[Stored records]
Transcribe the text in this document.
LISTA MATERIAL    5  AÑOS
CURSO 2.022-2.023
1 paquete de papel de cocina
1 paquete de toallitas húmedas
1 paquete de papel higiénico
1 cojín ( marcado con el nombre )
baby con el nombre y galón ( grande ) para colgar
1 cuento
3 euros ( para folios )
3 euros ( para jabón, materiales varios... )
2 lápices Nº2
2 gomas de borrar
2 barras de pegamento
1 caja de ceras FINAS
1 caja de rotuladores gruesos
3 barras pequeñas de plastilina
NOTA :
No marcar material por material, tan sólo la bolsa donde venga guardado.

WHAT IS EXPECTED:
Which lines include the word "papel"? List them all.

EXERCISE RESPONSE:
1 paquete de papel de cocina
1 paquete de papel higiénico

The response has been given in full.